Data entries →
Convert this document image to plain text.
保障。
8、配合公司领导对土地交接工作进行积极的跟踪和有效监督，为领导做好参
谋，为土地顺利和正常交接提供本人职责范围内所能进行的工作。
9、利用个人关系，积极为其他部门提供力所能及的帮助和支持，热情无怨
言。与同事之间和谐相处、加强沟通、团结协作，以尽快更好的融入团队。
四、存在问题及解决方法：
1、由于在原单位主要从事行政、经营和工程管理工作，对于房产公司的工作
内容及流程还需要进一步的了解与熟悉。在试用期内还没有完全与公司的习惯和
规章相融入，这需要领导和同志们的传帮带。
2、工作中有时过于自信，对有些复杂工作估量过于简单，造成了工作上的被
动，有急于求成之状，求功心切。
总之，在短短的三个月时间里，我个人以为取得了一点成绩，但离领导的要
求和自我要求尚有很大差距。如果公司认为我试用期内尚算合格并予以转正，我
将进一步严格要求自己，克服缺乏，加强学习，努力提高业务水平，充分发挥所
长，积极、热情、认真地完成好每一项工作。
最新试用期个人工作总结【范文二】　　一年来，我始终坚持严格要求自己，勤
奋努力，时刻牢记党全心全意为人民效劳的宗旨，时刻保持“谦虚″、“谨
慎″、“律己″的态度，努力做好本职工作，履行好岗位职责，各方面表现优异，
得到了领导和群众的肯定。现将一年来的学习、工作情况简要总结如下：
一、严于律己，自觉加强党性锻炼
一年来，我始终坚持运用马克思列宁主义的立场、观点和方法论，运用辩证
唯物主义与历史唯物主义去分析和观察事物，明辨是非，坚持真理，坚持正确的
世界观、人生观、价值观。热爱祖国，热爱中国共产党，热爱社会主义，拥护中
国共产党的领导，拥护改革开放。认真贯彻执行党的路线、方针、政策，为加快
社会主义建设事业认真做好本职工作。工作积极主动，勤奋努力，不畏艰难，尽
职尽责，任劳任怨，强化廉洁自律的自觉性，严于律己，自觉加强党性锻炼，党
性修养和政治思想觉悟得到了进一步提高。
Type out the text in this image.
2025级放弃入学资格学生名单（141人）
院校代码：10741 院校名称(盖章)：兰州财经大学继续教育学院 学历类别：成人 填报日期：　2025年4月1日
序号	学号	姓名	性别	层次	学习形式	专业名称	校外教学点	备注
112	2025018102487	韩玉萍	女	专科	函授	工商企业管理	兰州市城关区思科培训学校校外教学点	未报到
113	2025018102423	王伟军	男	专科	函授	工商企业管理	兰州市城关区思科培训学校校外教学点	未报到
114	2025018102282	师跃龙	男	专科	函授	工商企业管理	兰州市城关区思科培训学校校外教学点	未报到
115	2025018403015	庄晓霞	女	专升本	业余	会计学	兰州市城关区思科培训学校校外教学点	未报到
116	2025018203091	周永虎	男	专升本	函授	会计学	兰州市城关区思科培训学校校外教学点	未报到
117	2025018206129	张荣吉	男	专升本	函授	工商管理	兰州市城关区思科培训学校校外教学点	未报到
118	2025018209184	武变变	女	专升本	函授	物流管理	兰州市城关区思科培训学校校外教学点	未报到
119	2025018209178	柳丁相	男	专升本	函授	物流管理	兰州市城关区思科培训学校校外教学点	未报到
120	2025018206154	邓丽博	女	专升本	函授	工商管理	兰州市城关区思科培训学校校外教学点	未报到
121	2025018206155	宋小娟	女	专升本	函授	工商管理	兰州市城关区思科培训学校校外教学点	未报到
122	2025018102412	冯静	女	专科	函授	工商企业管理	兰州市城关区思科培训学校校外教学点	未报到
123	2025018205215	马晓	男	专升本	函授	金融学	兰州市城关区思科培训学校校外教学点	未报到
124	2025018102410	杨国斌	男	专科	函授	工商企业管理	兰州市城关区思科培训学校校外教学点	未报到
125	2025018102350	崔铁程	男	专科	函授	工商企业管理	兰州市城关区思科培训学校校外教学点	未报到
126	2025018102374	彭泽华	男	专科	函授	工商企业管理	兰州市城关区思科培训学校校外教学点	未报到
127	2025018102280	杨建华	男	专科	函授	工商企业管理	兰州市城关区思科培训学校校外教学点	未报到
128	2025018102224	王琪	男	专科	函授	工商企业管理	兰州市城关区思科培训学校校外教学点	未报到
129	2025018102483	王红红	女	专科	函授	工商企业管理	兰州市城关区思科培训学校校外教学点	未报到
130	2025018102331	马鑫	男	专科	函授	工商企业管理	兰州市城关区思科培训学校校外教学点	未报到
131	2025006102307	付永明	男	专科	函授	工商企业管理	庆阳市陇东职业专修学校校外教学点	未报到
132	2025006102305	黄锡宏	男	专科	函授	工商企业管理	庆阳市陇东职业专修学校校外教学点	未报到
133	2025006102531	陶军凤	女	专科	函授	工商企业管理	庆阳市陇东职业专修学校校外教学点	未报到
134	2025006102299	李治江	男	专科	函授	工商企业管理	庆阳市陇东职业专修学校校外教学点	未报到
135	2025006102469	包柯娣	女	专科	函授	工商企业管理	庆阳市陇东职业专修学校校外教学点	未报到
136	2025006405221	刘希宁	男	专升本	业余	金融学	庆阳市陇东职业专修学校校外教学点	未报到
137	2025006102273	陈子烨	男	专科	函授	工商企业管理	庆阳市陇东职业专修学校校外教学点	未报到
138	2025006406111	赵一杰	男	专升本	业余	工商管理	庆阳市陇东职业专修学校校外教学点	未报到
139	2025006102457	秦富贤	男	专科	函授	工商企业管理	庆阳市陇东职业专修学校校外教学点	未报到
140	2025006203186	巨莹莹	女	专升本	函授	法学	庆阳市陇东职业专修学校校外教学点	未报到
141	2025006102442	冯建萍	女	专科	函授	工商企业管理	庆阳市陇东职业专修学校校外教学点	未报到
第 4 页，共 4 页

Short task → Check each line above for the word "text" and copy the ones that have it.

Answer to the exercise →
Convert this document image to plain text.
Type out the text in this image.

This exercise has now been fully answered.